What to work on: Your copy of the material must match it exactly, except that pictures are dropped.

(Data excerpts)

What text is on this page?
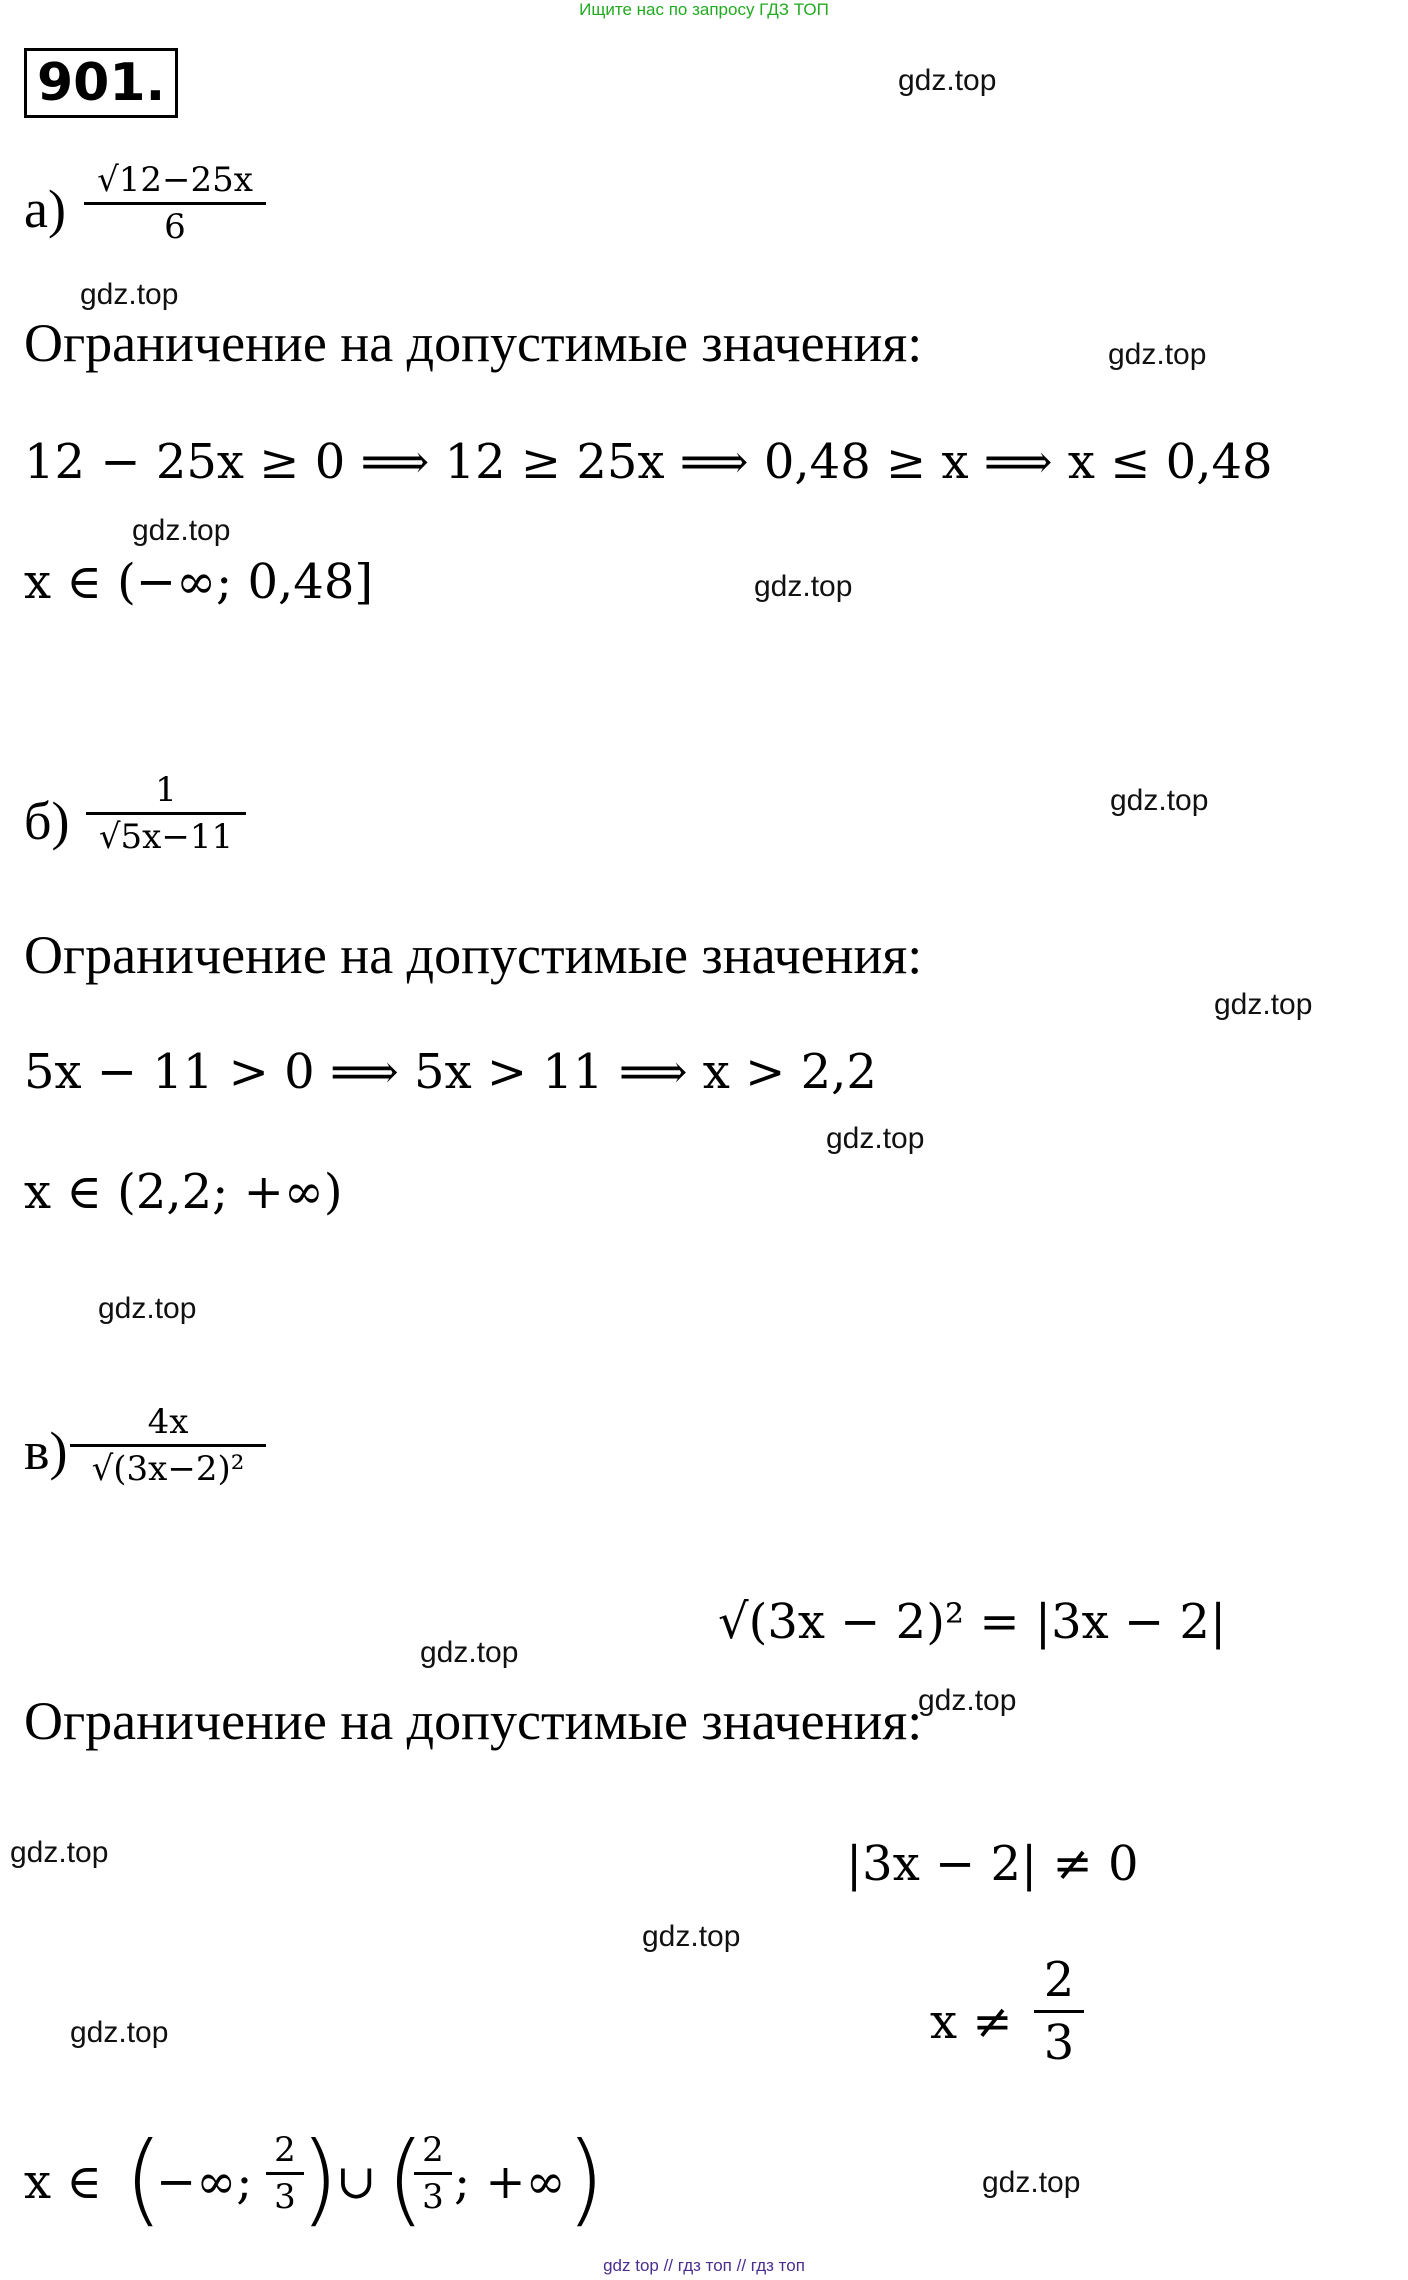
Ищите нас по запросу ГДЗ ТОП
901.	gdz.top
gdz.top
gdz.top
gdz.top
gdz.top
gdz.top
gdz.top
gdz.top
gdz.top
gdz.top
gdz.top
gdz.top
gdz.top
gdz.top
gdz.top
а) √12−25x
6
Ограничение на допустимые значения:
12 − 25x ≥ 0 ⟹ 12 ≥ 25x ⟹ 0,48 ≥ x ⟹ x ≤ 0,48
x ∈ (−∞; 0,48]
б)
1
√5x−11
Ограничение на допустимые значения:
5x − 11 > 0 ⟹ 5x > 11 ⟹ x > 2,2
x ∈ (2,2; +∞)
в)	4x
√(3x−2)²
√(3x − 2)² = |3x − 2|
Ограничение на допустимые значения:
|3x − 2| ≠ 0
x ≠
2
3
x ∈ (
−∞;
2
3 )
∪ (
2
3 ; +∞ )
gdz top // гдз топ // гдз топ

Correct result:
What text is on this page?
Ищите нас по запросу ГДЗ ТОП
901.	gdz.top
gdz.top
gdz.top
gdz.top
gdz.top
gdz.top
gdz.top
gdz.top
gdz.top
gdz.top
gdz.top
gdz.top
gdz.top
gdz.top
gdz.top
а) √12−25x
6
Ограничение на допустимые значения:
12 − 25x ≥ 0 ⟹ 12 ≥ 25x ⟹ 0,48 ≥ x ⟹ x ≤ 0,48
x ∈ (−∞; 0,48]
б)
1
√5x−11
Ограничение на допустимые значения:
5x − 11 > 0 ⟹ 5x > 11 ⟹ x > 2,2
x ∈ (2,2; +∞)
в)	4x
√(3x−2)²
√(3x − 2)² = |3x − 2|
Ограничение на допустимые значения:
|3x − 2| ≠ 0
x ≠
2
3
x ∈ (
−∞;
2
3 )
∪ (
2
3 ; +∞ )
gdz top // гдз топ // гдз топ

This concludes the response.